> ENTRIES PROVIDED:
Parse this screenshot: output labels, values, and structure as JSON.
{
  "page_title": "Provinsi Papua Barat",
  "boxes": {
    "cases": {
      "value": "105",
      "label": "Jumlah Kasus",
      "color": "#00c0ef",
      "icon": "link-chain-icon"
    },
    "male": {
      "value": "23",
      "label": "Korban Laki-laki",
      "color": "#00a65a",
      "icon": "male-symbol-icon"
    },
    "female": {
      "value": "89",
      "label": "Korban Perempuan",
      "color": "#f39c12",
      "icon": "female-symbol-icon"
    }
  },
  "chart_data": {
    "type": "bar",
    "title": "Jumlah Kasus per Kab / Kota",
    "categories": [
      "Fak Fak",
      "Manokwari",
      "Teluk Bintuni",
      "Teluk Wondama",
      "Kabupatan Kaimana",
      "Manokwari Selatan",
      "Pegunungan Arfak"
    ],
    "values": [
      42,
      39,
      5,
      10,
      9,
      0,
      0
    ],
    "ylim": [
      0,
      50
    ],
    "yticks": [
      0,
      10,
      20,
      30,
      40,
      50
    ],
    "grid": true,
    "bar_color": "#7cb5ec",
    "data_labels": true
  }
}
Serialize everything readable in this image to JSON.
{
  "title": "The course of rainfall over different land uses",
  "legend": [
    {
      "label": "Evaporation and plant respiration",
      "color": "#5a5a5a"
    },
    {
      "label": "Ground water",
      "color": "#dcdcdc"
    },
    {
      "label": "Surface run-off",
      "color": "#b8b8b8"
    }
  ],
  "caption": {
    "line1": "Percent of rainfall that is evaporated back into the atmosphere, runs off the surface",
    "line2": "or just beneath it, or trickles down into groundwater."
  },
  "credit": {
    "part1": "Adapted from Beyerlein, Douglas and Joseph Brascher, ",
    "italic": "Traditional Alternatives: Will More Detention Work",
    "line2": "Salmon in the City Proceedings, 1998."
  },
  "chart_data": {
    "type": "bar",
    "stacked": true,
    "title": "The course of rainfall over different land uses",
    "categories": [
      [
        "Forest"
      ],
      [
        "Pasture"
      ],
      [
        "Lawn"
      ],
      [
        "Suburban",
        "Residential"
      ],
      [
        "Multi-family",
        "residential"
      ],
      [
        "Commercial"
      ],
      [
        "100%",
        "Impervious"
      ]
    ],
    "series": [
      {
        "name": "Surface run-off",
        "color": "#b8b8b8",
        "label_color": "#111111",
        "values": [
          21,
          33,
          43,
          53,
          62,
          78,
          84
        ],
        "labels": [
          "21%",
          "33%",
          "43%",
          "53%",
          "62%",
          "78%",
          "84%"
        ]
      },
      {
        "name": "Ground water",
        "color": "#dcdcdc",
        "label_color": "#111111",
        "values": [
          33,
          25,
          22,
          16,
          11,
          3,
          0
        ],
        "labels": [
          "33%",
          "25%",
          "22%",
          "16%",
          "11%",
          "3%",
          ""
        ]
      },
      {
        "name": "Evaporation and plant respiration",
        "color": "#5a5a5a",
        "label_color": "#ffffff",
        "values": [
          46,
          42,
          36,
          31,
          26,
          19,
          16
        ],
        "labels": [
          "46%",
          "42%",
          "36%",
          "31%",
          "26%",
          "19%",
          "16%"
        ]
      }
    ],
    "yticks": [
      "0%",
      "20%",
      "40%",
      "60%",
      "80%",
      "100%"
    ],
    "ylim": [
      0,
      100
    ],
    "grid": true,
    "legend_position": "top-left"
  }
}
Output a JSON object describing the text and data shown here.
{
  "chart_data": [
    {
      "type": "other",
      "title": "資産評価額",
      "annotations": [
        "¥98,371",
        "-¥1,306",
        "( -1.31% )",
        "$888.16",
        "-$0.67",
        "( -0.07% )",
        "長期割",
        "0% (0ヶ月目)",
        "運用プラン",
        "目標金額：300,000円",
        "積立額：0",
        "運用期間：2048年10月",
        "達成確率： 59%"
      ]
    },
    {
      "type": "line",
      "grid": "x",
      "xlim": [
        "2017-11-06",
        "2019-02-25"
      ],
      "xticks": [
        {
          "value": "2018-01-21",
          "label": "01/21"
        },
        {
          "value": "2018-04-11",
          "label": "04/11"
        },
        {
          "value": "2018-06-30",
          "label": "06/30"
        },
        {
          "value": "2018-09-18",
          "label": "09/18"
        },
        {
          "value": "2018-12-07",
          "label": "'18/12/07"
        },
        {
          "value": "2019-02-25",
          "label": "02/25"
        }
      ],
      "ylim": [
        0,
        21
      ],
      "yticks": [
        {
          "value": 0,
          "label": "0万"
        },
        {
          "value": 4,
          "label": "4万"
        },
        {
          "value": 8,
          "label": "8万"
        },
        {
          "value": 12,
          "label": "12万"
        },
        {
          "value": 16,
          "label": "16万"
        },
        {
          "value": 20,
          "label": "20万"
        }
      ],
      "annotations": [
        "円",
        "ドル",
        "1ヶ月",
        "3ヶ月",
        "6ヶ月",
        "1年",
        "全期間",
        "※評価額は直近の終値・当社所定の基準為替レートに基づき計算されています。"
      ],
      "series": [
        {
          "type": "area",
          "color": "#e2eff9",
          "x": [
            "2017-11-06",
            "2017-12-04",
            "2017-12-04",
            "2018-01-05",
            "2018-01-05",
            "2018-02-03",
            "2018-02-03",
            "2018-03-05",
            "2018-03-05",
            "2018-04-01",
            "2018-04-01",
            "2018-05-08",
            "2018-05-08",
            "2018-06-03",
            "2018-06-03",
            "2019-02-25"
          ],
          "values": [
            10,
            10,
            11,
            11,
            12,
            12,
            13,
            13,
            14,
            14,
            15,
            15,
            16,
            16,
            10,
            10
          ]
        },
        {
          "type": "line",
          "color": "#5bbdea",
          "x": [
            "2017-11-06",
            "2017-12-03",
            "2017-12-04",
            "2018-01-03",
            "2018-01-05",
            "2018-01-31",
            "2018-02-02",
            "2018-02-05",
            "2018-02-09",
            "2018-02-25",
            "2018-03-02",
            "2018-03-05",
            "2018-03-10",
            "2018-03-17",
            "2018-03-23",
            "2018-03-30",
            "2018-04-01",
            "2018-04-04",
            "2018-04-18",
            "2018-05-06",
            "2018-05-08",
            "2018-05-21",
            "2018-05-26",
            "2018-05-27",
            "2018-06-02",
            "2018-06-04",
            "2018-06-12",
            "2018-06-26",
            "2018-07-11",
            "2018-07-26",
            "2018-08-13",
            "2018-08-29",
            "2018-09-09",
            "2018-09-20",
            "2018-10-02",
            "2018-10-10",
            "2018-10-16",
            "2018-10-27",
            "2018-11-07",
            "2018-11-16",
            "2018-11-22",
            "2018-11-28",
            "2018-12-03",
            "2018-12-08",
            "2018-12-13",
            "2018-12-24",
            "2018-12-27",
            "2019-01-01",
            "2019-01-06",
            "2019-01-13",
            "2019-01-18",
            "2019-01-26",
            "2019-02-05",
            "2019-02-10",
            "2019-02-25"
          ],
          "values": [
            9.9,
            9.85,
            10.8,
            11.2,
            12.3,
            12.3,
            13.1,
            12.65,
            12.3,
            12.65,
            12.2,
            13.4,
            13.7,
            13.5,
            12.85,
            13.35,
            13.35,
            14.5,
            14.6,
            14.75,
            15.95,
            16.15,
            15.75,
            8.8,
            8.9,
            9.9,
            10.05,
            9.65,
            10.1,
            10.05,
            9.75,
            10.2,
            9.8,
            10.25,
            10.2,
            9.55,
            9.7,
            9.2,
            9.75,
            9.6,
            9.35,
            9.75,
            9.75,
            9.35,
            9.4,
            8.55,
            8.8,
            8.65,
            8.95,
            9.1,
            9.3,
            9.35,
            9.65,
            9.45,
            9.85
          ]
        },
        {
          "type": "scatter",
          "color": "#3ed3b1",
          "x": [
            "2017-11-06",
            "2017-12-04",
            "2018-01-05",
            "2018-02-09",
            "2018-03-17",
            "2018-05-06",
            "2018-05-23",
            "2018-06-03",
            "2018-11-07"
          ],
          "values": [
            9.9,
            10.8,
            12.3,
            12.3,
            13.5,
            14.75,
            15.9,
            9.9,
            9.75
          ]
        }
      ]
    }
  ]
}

> TASK GOAL: Only the count is needed: the number of lines in the data that include the word "over".

> FINAL ANSWER: 2